▶ _Set problem_
Convert the data below into a Markdown table with the columns "Row" and "Entry," giving each line its own numbered row and omitting any blank lines.

▶ _Material for this exercise_
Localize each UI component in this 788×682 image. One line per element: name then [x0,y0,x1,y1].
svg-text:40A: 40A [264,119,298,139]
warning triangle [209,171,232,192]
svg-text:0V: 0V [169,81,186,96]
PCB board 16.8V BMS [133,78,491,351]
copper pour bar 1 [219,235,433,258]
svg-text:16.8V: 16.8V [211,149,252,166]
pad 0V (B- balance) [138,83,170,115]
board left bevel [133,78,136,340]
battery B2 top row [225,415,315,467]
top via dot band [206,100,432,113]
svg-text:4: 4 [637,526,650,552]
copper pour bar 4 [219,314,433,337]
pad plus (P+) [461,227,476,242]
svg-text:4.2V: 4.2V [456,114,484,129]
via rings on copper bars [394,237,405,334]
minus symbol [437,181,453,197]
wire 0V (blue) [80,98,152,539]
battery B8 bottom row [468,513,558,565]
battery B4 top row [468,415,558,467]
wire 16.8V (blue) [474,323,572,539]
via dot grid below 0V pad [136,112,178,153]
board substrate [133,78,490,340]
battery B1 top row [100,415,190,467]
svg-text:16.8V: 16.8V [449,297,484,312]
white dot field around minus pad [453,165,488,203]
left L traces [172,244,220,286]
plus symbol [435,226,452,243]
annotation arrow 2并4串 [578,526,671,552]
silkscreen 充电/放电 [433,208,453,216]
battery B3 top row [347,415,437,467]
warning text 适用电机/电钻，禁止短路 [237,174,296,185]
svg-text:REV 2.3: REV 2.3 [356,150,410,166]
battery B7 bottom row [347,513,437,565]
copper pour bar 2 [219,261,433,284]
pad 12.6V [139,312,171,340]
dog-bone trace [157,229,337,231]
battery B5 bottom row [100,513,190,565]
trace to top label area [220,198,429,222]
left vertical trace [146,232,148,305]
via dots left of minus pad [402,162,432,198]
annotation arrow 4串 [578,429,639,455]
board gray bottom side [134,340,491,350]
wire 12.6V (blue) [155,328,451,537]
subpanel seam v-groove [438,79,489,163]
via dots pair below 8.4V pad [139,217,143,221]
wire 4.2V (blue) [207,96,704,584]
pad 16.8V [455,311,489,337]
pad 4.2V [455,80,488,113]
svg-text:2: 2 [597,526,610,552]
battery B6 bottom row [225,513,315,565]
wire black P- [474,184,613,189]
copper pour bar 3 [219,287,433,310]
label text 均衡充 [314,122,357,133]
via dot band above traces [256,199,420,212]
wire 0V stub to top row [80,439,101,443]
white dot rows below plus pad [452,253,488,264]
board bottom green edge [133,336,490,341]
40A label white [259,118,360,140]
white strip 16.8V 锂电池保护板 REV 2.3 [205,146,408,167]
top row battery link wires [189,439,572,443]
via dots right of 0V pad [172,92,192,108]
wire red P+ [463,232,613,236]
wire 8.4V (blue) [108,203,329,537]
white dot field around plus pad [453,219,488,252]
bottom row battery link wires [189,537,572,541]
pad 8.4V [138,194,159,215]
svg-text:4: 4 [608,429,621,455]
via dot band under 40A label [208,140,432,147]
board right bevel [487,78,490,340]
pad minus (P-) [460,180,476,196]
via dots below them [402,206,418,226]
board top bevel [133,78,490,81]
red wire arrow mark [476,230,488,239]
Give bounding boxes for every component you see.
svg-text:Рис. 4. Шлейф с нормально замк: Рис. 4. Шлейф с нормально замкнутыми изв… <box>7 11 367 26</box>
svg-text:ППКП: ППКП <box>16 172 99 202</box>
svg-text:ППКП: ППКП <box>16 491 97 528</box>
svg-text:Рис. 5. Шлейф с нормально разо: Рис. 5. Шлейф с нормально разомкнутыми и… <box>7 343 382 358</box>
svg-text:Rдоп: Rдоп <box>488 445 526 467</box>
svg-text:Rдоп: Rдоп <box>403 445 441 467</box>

▶ _Solved problem_
| Row | Entry |
|---|---|
| 1 | Localize each UI component in this 788×682 image. One line per element: name then [x0,y0,x1,y1]. |
| 2 | svg-text:40A: 40A [264,119,298,139] |
| 3 | warning triangle [209,171,232,192] |
| 4 | svg-text:0V: 0V [169,81,186,96] |
| 5 | PCB board 16.8V BMS [133,78,491,351] |
| 6 | copper pour bar 1 [219,235,433,258] |
| 7 | svg-text:16.8V: 16.8V [211,149,252,166] |
| 8 | pad 0V (B- balance) [138,83,170,115] |
| 9 | board left bevel [133,78,136,340] |
| 10 | battery B2 top row [225,415,315,467] |
| 11 | top via dot band [206,100,432,113] |
| 12 | svg-text:4: 4 [637,526,650,552] |
| 13 | copper pour bar 4 [219,314,433,337] |
| 14 | pad plus (P+) [461,227,476,242] |
| 15 | svg-text:4.2V: 4.2V [456,114,484,129] |
| 16 | via rings on copper bars [394,237,405,334] |
| 17 | minus symbol [437,181,453,197] |
| 18 | wire 0V (blue) [80,98,152,539] |
| 19 | battery B8 bottom row [468,513,558,565] |
| 20 | battery B4 top row [468,415,558,467] |
| 21 | wire 16.8V (blue) [474,323,572,539] |
| 22 | via dot grid below 0V pad [136,112,178,153] |
| 23 | board substrate [133,78,490,340] |
| 24 | battery B1 top row [100,415,190,467] |
| 25 | svg-text:16.8V: 16.8V [449,297,484,312] |
| 26 | white dot field around minus pad [453,165,488,203] |
| 27 | left L traces [172,244,220,286] |
| 28 | plus symbol [435,226,452,243] |
| 29 | annotation arrow 2并4串 [578,526,671,552] |
| 30 | silkscreen 充电/放电 [433,208,453,216] |
| 31 | battery B3 top row [347,415,437,467] |
| 32 | warning text 适用电机/电钻，禁止短路 [237,174,296,185] |
| 33 | svg-text:REV 2.3: REV 2.3 [356,150,410,166] |
| 34 | battery B7 bottom row [347,513,437,565] |
| 35 | copper pour bar 2 [219,261,433,284] |
| 36 | pad 12.6V [139,312,171,340] |
| 37 | dog-bone trace [157,229,337,231] |
| 38 | battery B5 bottom row [100,513,190,565] |
| 39 | trace to top label area [220,198,429,222] |
| 40 | left vertical trace [146,232,148,305] |
| 41 | via dots left of minus pad [402,162,432,198] |
| 42 | annotation arrow 4串 [578,429,639,455] |
| 43 | board gray bottom side [134,340,491,350] |
| 44 | wire 12.6V (blue) [155,328,451,537] |
| 45 | subpanel seam v-groove [438,79,489,163] |
| 46 | via dots pair below 8.4V pad [139,217,143,221] |
| 47 | wire 4.2V (blue) [207,96,704,584] |
| 48 | pad 16.8V [455,311,489,337] |
| 49 | pad 4.2V [455,80,488,113] |
| 50 | svg-text:2: 2 [597,526,610,552] |
| 51 | battery B6 bottom row [225,513,315,565] |
| 52 | wire black P- [474,184,613,189] |
| 53 | copper pour bar 3 [219,287,433,310] |
| 54 | label text 均衡充 [314,122,357,133] |
| 55 | via dot band above traces [256,199,420,212] |
| 56 | wire 0V stub to top row [80,439,101,443] |
| 57 | white dot rows below plus pad [452,253,488,264] |
| 58 | board bottom green edge [133,336,490,341] |
| 59 | 40A label white [259,118,360,140] |
| 60 | white strip 16.8V 锂电池保护板 REV 2.3 [205,146,408,167] |
| 61 | top row battery link wires [189,439,572,443] |
| 62 | via dots right of 0V pad [172,92,192,108] |
| 63 | wire red P+ [463,232,613,236] |
| 64 | wire 8.4V (blue) [108,203,329,537] |
| 65 | white dot field around plus pad [453,219,488,252] |
| 66 | bottom row battery link wires [189,537,572,541] |
| 67 | pad 8.4V [138,194,159,215] |
| 68 | svg-text:4: 4 [608,429,621,455] |
| 69 | via dot band under 40A label [208,140,432,147] |
| 70 | board right bevel [487,78,490,340] |
| 71 | pad minus (P-) [460,180,476,196] |
| 72 | via dots below them [402,206,418,226] |
| 73 | board top bevel [133,78,490,81] |
| 74 | red wire arrow mark [476,230,488,239] |
| 75 | Give bounding boxes for every component you see. |
| 76 | svg-text:Рис. 4. Шлейф с нормально замк: Рис. 4. Шлейф с нормально замкнутыми изв… <box>7 11 367 26</box> |
| 77 | svg-text:ППКП: ППКП <box>16 172 99 202</box> |
| 78 | svg-text:ППКП: ППКП <box>16 491 97 528</box> |
| 79 | svg-text:Рис. 5. Шлейф с нормально разо: Рис. 5. Шлейф с нормально разомкнутыми и… <box>7 343 382 358</box> |
| 80 | svg-text:Rдоп: Rдоп <box>488 445 526 467</box> |
| 81 | svg-text:Rдоп: Rдоп <box>403 445 441 467</box> |